→ **WHAT YOU ARE ASKED TO DO**:
Copy every record below exactly as written, but leave out the pictures.

* START INPUT RECORDS *

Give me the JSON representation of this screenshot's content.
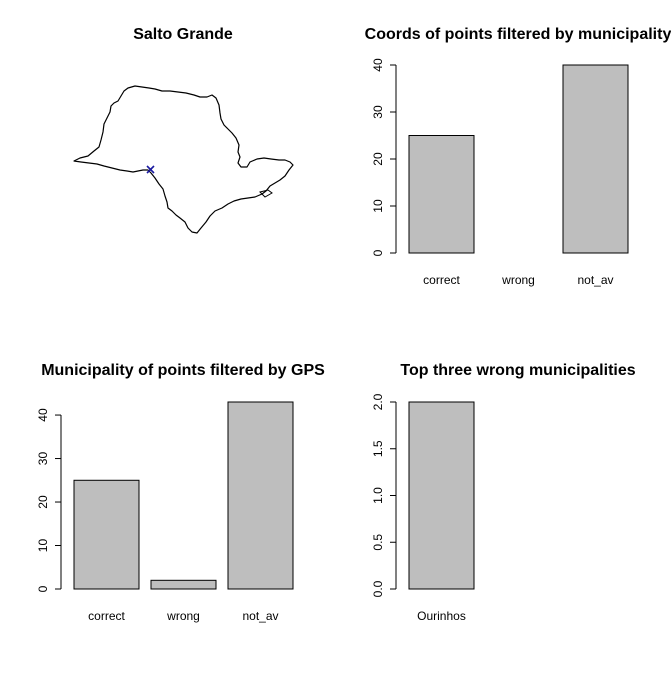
{
  "map": {
    "title": "Salto Grande",
    "point_color": "#1a1aa0"
  },
  "chart_data": [
    {
      "type": "bar",
      "title": "Coords of points filtered by municipality",
      "categories": [
        "correct",
        "wrong",
        "not_av"
      ],
      "values": [
        25,
        0,
        40
      ],
      "ylim": [
        0,
        40
      ],
      "yticks": [
        0,
        10,
        20,
        30,
        40
      ],
      "ytick_labels": [
        "0",
        "10",
        "20",
        "30",
        "40"
      ],
      "xlabel": "",
      "ylabel": "",
      "bar_color": "#bebebe"
    },
    {
      "type": "bar",
      "title": "Municipality of points filtered by GPS",
      "categories": [
        "correct",
        "wrong",
        "not_av"
      ],
      "values": [
        25,
        2,
        43
      ],
      "ylim": [
        0,
        43
      ],
      "yticks": [
        0,
        10,
        20,
        30,
        40
      ],
      "ytick_labels": [
        "0",
        "10",
        "20",
        "30",
        "40"
      ],
      "xlabel": "",
      "ylabel": "",
      "bar_color": "#bebebe"
    },
    {
      "type": "bar",
      "title": "Top three wrong municipalities",
      "categories": [
        "Ourinhos"
      ],
      "values": [
        2
      ],
      "ylim": [
        0,
        2
      ],
      "yticks": [
        0,
        0.5,
        1,
        1.5,
        2
      ],
      "ytick_labels": [
        "0.0",
        "0.5",
        "1.0",
        "1.5",
        "2.0"
      ],
      "xlabel": "",
      "ylabel": "",
      "bar_color": "#bebebe"
    }
  ]
}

* END INPUT RECORDS *

→ **FINAL ANSWER**:
Give me the JSON representation of this screenshot's content.
{
  "map": {
    "title": "Salto Grande",
    "point_color": "#1a1aa0"
  },
  "chart_data": [
    {
      "type": "bar",
      "title": "Coords of points filtered by municipality",
      "categories": [
        "correct",
        "wrong",
        "not_av"
      ],
      "values": [
        25,
        0,
        40
      ],
      "ylim": [
        0,
        40
      ],
      "yticks": [
        0,
        10,
        20,
        30,
        40
      ],
      "ytick_labels": [
        "0",
        "10",
        "20",
        "30",
        "40"
      ],
      "xlabel": "",
      "ylabel": "",
      "bar_color": "#bebebe"
    },
    {
      "type": "bar",
      "title": "Municipality of points filtered by GPS",
      "categories": [
        "correct",
        "wrong",
        "not_av"
      ],
      "values": [
        25,
        2,
        43
      ],
      "ylim": [
        0,
        43
      ],
      "yticks": [
        0,
        10,
        20,
        30,
        40
      ],
      "ytick_labels": [
        "0",
        "10",
        "20",
        "30",
        "40"
      ],
      "xlabel": "",
      "ylabel": "",
      "bar_color": "#bebebe"
    },
    {
      "type": "bar",
      "title": "Top three wrong municipalities",
      "categories": [
        "Ourinhos"
      ],
      "values": [
        2
      ],
      "ylim": [
        0,
        2
      ],
      "yticks": [
        0,
        0.5,
        1,
        1.5,
        2
      ],
      "ytick_labels": [
        "0.0",
        "0.5",
        "1.0",
        "1.5",
        "2.0"
      ],
      "xlabel": "",
      "ylabel": "",
      "bar_color": "#bebebe"
    }
  ]
}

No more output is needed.